[BEGIN Extracted data]

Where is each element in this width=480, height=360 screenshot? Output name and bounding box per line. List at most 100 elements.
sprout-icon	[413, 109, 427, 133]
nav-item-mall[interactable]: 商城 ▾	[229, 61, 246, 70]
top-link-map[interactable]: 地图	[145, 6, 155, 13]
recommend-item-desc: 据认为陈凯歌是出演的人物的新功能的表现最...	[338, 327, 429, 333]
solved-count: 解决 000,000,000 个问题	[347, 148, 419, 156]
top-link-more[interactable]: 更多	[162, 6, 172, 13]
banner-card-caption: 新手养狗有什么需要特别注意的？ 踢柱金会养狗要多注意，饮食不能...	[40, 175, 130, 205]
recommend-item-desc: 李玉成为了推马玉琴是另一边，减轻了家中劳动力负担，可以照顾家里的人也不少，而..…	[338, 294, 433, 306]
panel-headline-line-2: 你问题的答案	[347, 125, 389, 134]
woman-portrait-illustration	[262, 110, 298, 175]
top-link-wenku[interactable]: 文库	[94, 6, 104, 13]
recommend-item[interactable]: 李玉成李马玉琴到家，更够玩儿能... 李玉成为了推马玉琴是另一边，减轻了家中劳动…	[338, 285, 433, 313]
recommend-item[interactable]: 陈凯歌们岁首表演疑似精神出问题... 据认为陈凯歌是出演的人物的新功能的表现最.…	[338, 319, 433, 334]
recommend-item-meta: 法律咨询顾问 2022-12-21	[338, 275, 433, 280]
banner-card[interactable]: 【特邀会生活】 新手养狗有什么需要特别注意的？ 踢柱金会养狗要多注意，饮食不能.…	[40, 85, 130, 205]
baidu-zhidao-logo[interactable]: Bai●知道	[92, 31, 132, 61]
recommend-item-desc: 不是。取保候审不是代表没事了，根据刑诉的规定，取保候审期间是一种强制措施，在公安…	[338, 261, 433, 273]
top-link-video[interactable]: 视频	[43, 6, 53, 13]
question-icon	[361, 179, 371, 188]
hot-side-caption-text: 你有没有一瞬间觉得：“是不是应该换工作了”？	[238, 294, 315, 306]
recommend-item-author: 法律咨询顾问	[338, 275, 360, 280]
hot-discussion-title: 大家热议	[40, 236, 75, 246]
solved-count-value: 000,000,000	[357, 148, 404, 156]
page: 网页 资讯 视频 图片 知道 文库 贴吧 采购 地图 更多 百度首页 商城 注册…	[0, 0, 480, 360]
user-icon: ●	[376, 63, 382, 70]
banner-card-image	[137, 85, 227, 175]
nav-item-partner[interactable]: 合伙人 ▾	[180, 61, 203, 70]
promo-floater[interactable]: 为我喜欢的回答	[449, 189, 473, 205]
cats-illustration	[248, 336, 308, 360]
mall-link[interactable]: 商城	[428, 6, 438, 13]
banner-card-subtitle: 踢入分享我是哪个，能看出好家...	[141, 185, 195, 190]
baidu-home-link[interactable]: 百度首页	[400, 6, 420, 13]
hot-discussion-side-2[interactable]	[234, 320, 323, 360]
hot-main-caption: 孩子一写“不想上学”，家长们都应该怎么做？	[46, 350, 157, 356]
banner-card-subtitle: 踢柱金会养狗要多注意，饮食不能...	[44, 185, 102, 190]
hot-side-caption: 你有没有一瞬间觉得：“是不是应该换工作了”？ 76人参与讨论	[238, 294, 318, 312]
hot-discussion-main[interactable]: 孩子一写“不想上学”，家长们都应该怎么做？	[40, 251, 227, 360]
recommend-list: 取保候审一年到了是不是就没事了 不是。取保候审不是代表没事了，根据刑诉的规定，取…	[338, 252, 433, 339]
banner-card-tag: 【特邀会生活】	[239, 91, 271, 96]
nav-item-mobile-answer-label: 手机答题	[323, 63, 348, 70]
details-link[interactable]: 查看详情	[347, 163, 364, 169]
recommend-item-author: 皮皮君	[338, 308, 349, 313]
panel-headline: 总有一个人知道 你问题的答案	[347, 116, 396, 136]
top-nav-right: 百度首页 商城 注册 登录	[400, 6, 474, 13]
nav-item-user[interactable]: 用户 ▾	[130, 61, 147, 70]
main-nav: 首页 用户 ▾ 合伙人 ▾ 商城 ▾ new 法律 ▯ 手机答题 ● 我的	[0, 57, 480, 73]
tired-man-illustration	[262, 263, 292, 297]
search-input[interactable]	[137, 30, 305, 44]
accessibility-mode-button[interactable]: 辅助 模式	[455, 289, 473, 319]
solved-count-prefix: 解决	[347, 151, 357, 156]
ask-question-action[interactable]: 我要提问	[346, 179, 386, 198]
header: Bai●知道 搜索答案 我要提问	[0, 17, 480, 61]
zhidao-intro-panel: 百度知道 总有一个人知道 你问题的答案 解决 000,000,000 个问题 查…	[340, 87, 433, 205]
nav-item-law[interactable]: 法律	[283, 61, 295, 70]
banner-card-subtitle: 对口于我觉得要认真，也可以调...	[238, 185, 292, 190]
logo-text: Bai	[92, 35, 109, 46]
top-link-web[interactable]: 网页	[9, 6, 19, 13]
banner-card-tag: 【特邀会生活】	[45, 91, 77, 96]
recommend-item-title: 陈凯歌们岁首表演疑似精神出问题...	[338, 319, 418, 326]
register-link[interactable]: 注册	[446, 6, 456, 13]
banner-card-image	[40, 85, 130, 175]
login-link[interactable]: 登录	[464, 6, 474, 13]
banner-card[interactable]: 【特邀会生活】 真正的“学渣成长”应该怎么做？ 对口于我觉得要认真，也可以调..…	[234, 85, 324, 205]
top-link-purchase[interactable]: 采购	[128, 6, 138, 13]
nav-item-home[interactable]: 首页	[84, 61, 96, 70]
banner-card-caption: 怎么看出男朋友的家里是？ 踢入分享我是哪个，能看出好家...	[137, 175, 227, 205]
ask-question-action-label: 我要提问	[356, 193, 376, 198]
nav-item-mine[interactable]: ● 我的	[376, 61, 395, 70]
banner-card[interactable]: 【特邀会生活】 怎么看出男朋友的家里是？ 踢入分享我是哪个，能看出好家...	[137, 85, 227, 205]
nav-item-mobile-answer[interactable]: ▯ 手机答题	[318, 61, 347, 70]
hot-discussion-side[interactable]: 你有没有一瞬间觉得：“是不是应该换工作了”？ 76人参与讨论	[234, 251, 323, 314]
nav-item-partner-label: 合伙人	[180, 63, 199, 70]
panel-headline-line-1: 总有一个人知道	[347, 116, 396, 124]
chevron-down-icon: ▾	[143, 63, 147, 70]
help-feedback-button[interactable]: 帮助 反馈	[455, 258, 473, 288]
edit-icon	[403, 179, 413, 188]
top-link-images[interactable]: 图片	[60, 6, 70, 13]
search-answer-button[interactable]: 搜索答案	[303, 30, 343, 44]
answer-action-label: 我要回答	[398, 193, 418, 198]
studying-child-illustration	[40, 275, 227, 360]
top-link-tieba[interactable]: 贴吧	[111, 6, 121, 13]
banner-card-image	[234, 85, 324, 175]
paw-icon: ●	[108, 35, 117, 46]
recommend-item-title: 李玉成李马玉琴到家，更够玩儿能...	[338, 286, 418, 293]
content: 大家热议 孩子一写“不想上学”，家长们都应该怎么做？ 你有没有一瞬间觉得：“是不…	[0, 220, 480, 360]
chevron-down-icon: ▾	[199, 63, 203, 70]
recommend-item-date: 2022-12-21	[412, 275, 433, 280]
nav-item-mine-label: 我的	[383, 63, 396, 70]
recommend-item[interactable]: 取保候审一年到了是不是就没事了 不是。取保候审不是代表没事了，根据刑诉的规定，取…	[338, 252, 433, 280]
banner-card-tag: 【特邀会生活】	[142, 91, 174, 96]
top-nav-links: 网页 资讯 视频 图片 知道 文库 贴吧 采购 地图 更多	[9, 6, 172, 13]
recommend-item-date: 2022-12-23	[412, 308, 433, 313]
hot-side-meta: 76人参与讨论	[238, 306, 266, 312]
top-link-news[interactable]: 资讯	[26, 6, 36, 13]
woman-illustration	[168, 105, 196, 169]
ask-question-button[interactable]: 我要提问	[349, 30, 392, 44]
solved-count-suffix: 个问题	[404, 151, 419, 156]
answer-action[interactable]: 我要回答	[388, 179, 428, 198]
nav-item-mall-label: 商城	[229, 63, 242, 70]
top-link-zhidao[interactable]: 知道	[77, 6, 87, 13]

[END Extracted data]

Update the items from the start through the line containing "110, 298, 175]" by changing "recommend-item-desc" to "recommend-item-summary" and leaving everything else unchanged.

Where is each element in this width=480, height=360 screenshot? Output name and bounding box per line. List at most 100 elements.
sprout-icon	[413, 109, 427, 133]
nav-item-mall[interactable]: 商城 ▾	[229, 61, 246, 70]
top-link-map[interactable]: 地图	[145, 6, 155, 13]
recommend-item-summary: 据认为陈凯歌是出演的人物的新功能的表现最...	[338, 327, 429, 333]
solved-count: 解决 000,000,000 个问题	[347, 148, 419, 156]
top-link-more[interactable]: 更多	[162, 6, 172, 13]
banner-card-caption: 新手养狗有什么需要特别注意的？ 踢柱金会养狗要多注意，饮食不能...	[40, 175, 130, 205]
recommend-item-summary: 李玉成为了推马玉琴是另一边，减轻了家中劳动力负担，可以照顾家里的人也不少，而..…	[338, 294, 433, 306]
panel-headline-line-2: 你问题的答案	[347, 125, 389, 134]
woman-portrait-illustration	[262, 110, 298, 175]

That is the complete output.